> [PROBLEM REQUIREMENTS]: Nothing in the records may be left out or altered; reproduce them all exactly.

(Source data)
* * * * *
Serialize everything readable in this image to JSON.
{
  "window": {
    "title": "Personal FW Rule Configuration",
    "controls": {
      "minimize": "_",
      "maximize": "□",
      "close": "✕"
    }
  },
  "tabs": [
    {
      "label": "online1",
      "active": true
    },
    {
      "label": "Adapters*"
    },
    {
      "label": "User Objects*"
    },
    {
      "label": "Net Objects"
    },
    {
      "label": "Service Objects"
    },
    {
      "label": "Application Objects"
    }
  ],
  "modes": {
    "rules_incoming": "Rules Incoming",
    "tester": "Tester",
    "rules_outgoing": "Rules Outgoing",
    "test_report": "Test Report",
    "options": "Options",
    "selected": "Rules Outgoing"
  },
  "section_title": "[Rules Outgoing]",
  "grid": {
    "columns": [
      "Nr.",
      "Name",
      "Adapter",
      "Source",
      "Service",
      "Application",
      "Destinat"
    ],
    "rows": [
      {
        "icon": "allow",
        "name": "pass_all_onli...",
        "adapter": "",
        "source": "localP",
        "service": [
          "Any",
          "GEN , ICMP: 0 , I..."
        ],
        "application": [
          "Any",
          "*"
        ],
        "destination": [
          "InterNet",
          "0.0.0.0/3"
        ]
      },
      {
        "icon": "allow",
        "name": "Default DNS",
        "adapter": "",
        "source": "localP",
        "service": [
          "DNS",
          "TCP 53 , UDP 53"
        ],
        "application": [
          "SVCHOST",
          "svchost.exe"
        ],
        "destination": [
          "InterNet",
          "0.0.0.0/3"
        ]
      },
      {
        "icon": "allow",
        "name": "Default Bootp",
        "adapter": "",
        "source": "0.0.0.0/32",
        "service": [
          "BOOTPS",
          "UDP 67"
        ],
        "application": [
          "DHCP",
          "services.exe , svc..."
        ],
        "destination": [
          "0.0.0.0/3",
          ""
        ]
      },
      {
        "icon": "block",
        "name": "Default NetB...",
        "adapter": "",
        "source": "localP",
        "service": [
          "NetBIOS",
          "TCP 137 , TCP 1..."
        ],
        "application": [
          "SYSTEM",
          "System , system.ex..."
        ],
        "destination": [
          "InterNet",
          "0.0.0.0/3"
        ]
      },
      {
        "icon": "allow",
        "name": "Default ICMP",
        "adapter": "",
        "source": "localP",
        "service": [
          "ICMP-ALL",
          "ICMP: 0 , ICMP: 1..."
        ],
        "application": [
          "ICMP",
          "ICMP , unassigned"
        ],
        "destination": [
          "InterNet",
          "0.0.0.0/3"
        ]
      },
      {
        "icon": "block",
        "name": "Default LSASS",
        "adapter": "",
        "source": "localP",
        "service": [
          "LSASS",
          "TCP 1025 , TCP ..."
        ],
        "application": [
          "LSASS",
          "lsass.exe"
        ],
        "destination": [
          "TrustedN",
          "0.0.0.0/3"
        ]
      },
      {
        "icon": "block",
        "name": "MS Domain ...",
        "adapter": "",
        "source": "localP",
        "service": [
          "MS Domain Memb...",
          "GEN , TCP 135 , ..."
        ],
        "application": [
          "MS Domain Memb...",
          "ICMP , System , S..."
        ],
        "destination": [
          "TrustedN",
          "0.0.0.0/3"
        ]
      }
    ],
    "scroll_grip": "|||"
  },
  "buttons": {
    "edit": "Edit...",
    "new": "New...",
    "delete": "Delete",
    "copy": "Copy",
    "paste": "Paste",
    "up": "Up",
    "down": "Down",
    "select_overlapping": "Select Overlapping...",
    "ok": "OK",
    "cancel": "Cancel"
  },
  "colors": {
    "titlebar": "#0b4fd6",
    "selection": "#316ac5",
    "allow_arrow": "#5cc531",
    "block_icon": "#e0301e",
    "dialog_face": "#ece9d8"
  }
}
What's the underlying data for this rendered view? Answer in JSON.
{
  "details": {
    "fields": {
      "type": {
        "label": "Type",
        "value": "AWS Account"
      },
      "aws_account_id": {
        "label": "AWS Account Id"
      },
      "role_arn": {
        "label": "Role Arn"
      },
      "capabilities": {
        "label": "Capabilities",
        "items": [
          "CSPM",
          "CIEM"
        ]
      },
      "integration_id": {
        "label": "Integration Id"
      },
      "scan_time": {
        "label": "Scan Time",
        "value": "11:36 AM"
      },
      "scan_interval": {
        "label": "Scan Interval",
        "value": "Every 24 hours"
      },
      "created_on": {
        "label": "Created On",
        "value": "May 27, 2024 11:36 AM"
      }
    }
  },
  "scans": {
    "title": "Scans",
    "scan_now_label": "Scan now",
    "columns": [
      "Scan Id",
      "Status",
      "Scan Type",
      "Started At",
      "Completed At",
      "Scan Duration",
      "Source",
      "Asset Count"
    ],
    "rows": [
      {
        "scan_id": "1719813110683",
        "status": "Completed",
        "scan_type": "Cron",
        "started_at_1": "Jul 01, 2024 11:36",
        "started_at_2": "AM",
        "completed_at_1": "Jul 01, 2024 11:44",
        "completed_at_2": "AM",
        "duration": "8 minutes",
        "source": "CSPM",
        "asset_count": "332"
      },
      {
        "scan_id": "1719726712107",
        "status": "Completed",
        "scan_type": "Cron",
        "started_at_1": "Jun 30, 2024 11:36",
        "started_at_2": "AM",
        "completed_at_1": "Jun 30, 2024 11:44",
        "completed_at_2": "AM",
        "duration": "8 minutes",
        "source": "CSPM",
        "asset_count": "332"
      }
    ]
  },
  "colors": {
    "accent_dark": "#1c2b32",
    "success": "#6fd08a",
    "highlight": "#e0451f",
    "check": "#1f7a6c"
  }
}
* * * * *
> [FINISHED ANSWER]:
Serialize everything readable in this image to JSON.
{
  "window": {
    "title": "Personal FW Rule Configuration",
    "controls": {
      "minimize": "_",
      "maximize": "□",
      "close": "✕"
    }
  },
  "tabs": [
    {
      "label": "online1",
      "active": true
    },
    {
      "label": "Adapters*"
    },
    {
      "label": "User Objects*"
    },
    {
      "label": "Net Objects"
    },
    {
      "label": "Service Objects"
    },
    {
      "label": "Application Objects"
    }
  ],
  "modes": {
    "rules_incoming": "Rules Incoming",
    "tester": "Tester",
    "rules_outgoing": "Rules Outgoing",
    "test_report": "Test Report",
    "options": "Options",
    "selected": "Rules Outgoing"
  },
  "section_title": "[Rules Outgoing]",
  "grid": {
    "columns": [
      "Nr.",
      "Name",
      "Adapter",
      "Source",
      "Service",
      "Application",
      "Destinat"
    ],
    "rows": [
      {
        "icon": "allow",
        "name": "pass_all_onli...",
        "adapter": "",
        "source": "localP",
        "service": [
          "Any",
          "GEN , ICMP: 0 , I..."
        ],
        "application": [
          "Any",
          "*"
        ],
        "destination": [
          "InterNet",
          "0.0.0.0/3"
        ]
      },
      {
        "icon": "allow",
        "name": "Default DNS",
        "adapter": "",
        "source": "localP",
        "service": [
          "DNS",
          "TCP 53 , UDP 53"
        ],
        "application": [
          "SVCHOST",
          "svchost.exe"
        ],
        "destination": [
          "InterNet",
          "0.0.0.0/3"
        ]
      },
      {
        "icon": "allow",
        "name": "Default Bootp",
        "adapter": "",
        "source": "0.0.0.0/32",
        "service": [
          "BOOTPS",
          "UDP 67"
        ],
        "application": [
          "DHCP",
          "services.exe , svc..."
        ],
        "destination": [
          "0.0.0.0/3",
          ""
        ]
      },
      {
        "icon": "block",
        "name": "Default NetB...",
        "adapter": "",
        "source": "localP",
        "service": [
          "NetBIOS",
          "TCP 137 , TCP 1..."
        ],
        "application": [
          "SYSTEM",
          "System , system.ex..."
        ],
        "destination": [
          "InterNet",
          "0.0.0.0/3"
        ]
      },
      {
        "icon": "allow",
        "name": "Default ICMP",
        "adapter": "",
        "source": "localP",
        "service": [
          "ICMP-ALL",
          "ICMP: 0 , ICMP: 1..."
        ],
        "application": [
          "ICMP",
          "ICMP , unassigned"
        ],
        "destination": [
          "InterNet",
          "0.0.0.0/3"
        ]
      },
      {
        "icon": "block",
        "name": "Default LSASS",
        "adapter": "",
        "source": "localP",
        "service": [
          "LSASS",
          "TCP 1025 , TCP ..."
        ],
        "application": [
          "LSASS",
          "lsass.exe"
        ],
        "destination": [
          "TrustedN",
          "0.0.0.0/3"
        ]
      },
      {
        "icon": "block",
        "name": "MS Domain ...",
        "adapter": "",
        "source": "localP",
        "service": [
          "MS Domain Memb...",
          "GEN , TCP 135 , ..."
        ],
        "application": [
          "MS Domain Memb...",
          "ICMP , System , S..."
        ],
        "destination": [
          "TrustedN",
          "0.0.0.0/3"
        ]
      }
    ],
    "scroll_grip": "|||"
  },
  "buttons": {
    "edit": "Edit...",
    "new": "New...",
    "delete": "Delete",
    "copy": "Copy",
    "paste": "Paste",
    "up": "Up",
    "down": "Down",
    "select_overlapping": "Select Overlapping...",
    "ok": "OK",
    "cancel": "Cancel"
  },
  "colors": {
    "titlebar": "#0b4fd6",
    "selection": "#316ac5",
    "allow_arrow": "#5cc531",
    "block_icon": "#e0301e",
    "dialog_face": "#ece9d8"
  }
}
What's the underlying data for this rendered view? Answer in JSON.
{
  "details": {
    "fields": {
      "type": {
        "label": "Type",
        "value": "AWS Account"
      },
      "aws_account_id": {
        "label": "AWS Account Id"
      },
      "role_arn": {
        "label": "Role Arn"
      },
      "capabilities": {
        "label": "Capabilities",
        "items": [
          "CSPM",
          "CIEM"
        ]
      },
      "integration_id": {
        "label": "Integration Id"
      },
      "scan_time": {
        "label": "Scan Time",
        "value": "11:36 AM"
      },
      "scan_interval": {
        "label": "Scan Interval",
        "value": "Every 24 hours"
      },
      "created_on": {
        "label": "Created On",
        "value": "May 27, 2024 11:36 AM"
      }
    }
  },
  "scans": {
    "title": "Scans",
    "scan_now_label": "Scan now",
    "columns": [
      "Scan Id",
      "Status",
      "Scan Type",
      "Started At",
      "Completed At",
      "Scan Duration",
      "Source",
      "Asset Count"
    ],
    "rows": [
      {
        "scan_id": "1719813110683",
        "status": "Completed",
        "scan_type": "Cron",
        "started_at_1": "Jul 01, 2024 11:36",
        "started_at_2": "AM",
        "completed_at_1": "Jul 01, 2024 11:44",
        "completed_at_2": "AM",
        "duration": "8 minutes",
        "source": "CSPM",
        "asset_count": "332"
      },
      {
        "scan_id": "1719726712107",
        "status": "Completed",
        "scan_type": "Cron",
        "started_at_1": "Jun 30, 2024 11:36",
        "started_at_2": "AM",
        "completed_at_1": "Jun 30, 2024 11:44",
        "completed_at_2": "AM",
        "duration": "8 minutes",
        "source": "CSPM",
        "asset_count": "332"
      }
    ]
  },
  "colors": {
    "accent_dark": "#1c2b32",
    "success": "#6fd08a",
    "highlight": "#e0451f",
    "check": "#1f7a6c"
  }
}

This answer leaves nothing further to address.